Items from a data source

# # # # # # #

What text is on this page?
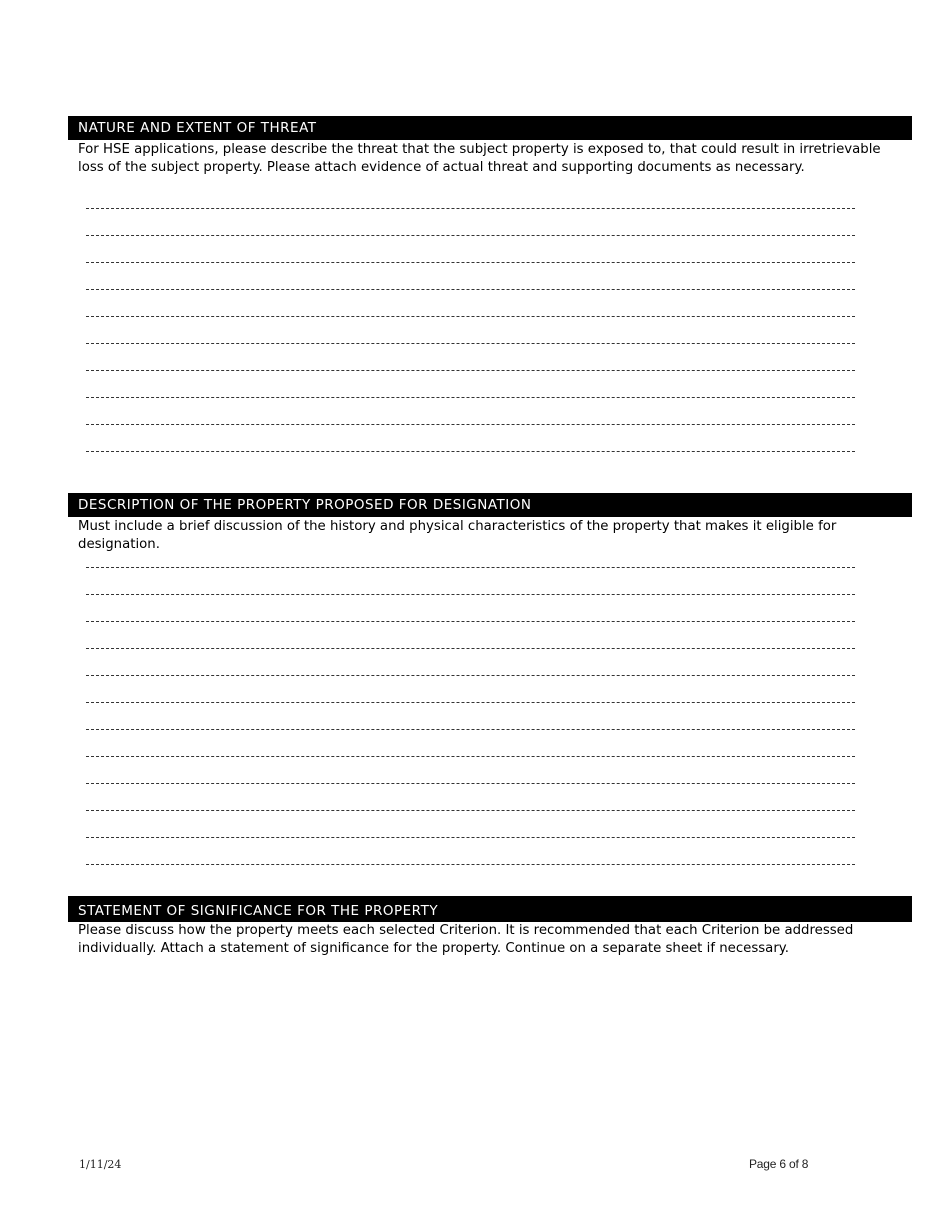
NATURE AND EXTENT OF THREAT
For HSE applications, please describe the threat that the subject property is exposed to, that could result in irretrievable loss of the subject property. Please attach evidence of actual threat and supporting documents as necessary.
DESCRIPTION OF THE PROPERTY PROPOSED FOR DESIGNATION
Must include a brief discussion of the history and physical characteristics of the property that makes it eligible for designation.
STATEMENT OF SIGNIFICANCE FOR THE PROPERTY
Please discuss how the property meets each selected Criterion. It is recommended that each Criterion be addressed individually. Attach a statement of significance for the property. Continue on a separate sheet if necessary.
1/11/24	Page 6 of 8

# # # # # # #

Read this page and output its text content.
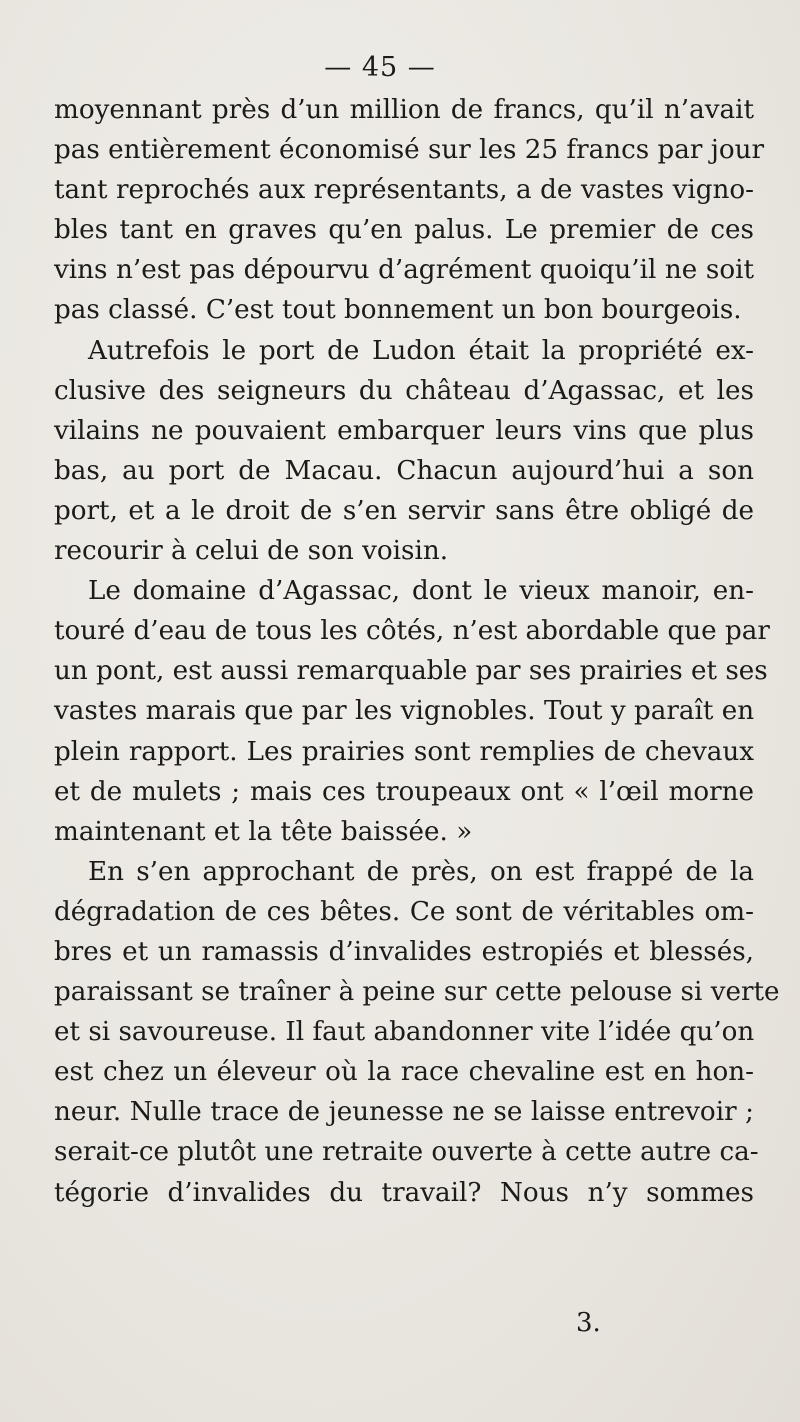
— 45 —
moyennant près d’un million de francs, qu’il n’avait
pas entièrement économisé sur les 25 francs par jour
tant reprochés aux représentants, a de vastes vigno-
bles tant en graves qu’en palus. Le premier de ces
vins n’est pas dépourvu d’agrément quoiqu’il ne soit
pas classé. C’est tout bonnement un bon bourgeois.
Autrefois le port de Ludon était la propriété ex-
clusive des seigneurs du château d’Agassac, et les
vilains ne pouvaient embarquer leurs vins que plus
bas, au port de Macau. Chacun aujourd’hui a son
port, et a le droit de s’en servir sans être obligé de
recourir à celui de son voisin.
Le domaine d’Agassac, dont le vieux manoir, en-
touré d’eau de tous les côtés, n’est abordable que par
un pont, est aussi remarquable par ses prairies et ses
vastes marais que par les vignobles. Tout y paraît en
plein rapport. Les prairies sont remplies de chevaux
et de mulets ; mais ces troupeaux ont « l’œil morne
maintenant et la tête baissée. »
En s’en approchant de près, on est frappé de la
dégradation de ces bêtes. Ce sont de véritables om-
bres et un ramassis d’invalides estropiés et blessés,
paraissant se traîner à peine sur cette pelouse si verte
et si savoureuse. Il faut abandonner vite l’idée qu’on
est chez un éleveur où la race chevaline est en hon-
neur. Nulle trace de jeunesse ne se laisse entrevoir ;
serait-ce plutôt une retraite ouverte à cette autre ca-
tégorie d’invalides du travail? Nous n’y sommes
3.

# # # # # # #

What needs to be done: Where a line in the entries holds "près", copy that line.

Answer for this exercise:
moyennant près d’un million de francs, qu’il n’avait
En s’en approchant de près, on est frappé de la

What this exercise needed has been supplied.